Leave the pictures out and transcribe every record exactly.

**DATA LINES**
◇ ◇ ◇ ◇ ◇ ◇ ◇
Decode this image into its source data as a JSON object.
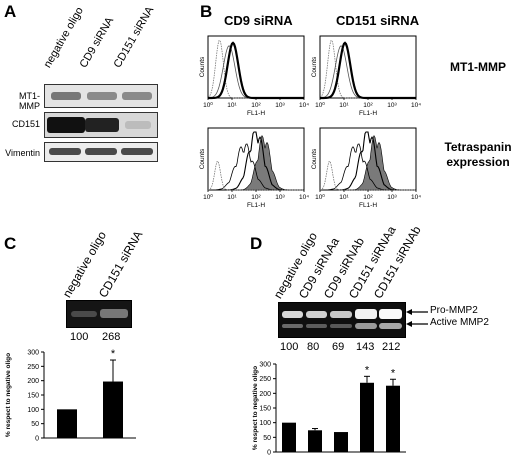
{
  "panels": {
    "a": "A",
    "b": "B",
    "c": "C",
    "d": "D"
  },
  "panel_a": {
    "lanes": [
      "negative oligo",
      "CD9 siRNA",
      "CD151 siRNA"
    ],
    "rows": [
      "MT1-MMP",
      "CD151",
      "Vimentin"
    ]
  },
  "panel_b": {
    "columns": [
      "CD9 siRNA",
      "CD151 siRNA"
    ],
    "row_labels": [
      "MT1-MMP",
      "Tetraspanin\nexpression"
    ],
    "axis_x": "FL1-H",
    "axis_y": "Counts",
    "x_ticks": [
      "10⁰",
      "10¹",
      "10²",
      "10³",
      "10⁴"
    ]
  },
  "panel_c": {
    "lanes": [
      "negative oligo",
      "CD151 siRNA"
    ],
    "values_text": [
      "100",
      "268"
    ],
    "ylabel": "% respect to negative oligo",
    "chart_data": {
      "type": "bar",
      "categories": [
        "negative oligo",
        "CD151 siRNA"
      ],
      "values": [
        100,
        197
      ],
      "errors": [
        0,
        75
      ],
      "significance": [
        "",
        "*"
      ],
      "ylim": [
        0,
        300
      ],
      "yticks": [
        0,
        50,
        100,
        150,
        200,
        250,
        300
      ]
    }
  },
  "panel_d": {
    "lanes": [
      "negative oligo",
      "CD9 siRNAa",
      "CD9 siRNAb",
      "CD151 siRNAa",
      "CD151 siRNAb"
    ],
    "values_text": [
      "100",
      "80",
      "69",
      "143",
      "212"
    ],
    "arrows": [
      "Pro-MMP2",
      "Active MMP2"
    ],
    "ylabel": "% respect to negative oligo",
    "chart_data": {
      "type": "bar",
      "categories": [
        "negative oligo",
        "CD9 siRNAa",
        "CD9 siRNAb",
        "CD151 siRNAa",
        "CD151 siRNAb"
      ],
      "values": [
        100,
        74,
        68,
        236,
        226
      ],
      "errors": [
        0,
        6,
        0,
        22,
        22
      ],
      "significance": [
        "",
        "",
        "",
        "*",
        "*"
      ],
      "ylim": [
        0,
        300
      ],
      "yticks": [
        0,
        50,
        100,
        150,
        200,
        250,
        300
      ]
    }
  }
}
◇ ◇ ◇ ◇ ◇ ◇ ◇
**SOLUTION FOR THIS EXERCISE**
Decode this image into its source data as a JSON object.
{
  "panels": {
    "a": "A",
    "b": "B",
    "c": "C",
    "d": "D"
  },
  "panel_a": {
    "lanes": [
      "negative oligo",
      "CD9 siRNA",
      "CD151 siRNA"
    ],
    "rows": [
      "MT1-MMP",
      "CD151",
      "Vimentin"
    ]
  },
  "panel_b": {
    "columns": [
      "CD9 siRNA",
      "CD151 siRNA"
    ],
    "row_labels": [
      "MT1-MMP",
      "Tetraspanin\nexpression"
    ],
    "axis_x": "FL1-H",
    "axis_y": "Counts",
    "x_ticks": [
      "10⁰",
      "10¹",
      "10²",
      "10³",
      "10⁴"
    ]
  },
  "panel_c": {
    "lanes": [
      "negative oligo",
      "CD151 siRNA"
    ],
    "values_text": [
      "100",
      "268"
    ],
    "ylabel": "% respect to negative oligo",
    "chart_data": {
      "type": "bar",
      "categories": [
        "negative oligo",
        "CD151 siRNA"
      ],
      "values": [
        100,
        197
      ],
      "errors": [
        0,
        75
      ],
      "significance": [
        "",
        "*"
      ],
      "ylim": [
        0,
        300
      ],
      "yticks": [
        0,
        50,
        100,
        150,
        200,
        250,
        300
      ]
    }
  },
  "panel_d": {
    "lanes": [
      "negative oligo",
      "CD9 siRNAa",
      "CD9 siRNAb",
      "CD151 siRNAa",
      "CD151 siRNAb"
    ],
    "values_text": [
      "100",
      "80",
      "69",
      "143",
      "212"
    ],
    "arrows": [
      "Pro-MMP2",
      "Active MMP2"
    ],
    "ylabel": "% respect to negative oligo",
    "chart_data": {
      "type": "bar",
      "categories": [
        "negative oligo",
        "CD9 siRNAa",
        "CD9 siRNAb",
        "CD151 siRNAa",
        "CD151 siRNAb"
      ],
      "values": [
        100,
        74,
        68,
        236,
        226
      ],
      "errors": [
        0,
        6,
        0,
        22,
        22
      ],
      "significance": [
        "",
        "",
        "",
        "*",
        "*"
      ],
      "ylim": [
        0,
        300
      ],
      "yticks": [
        0,
        50,
        100,
        150,
        200,
        250,
        300
      ]
    }
  }
}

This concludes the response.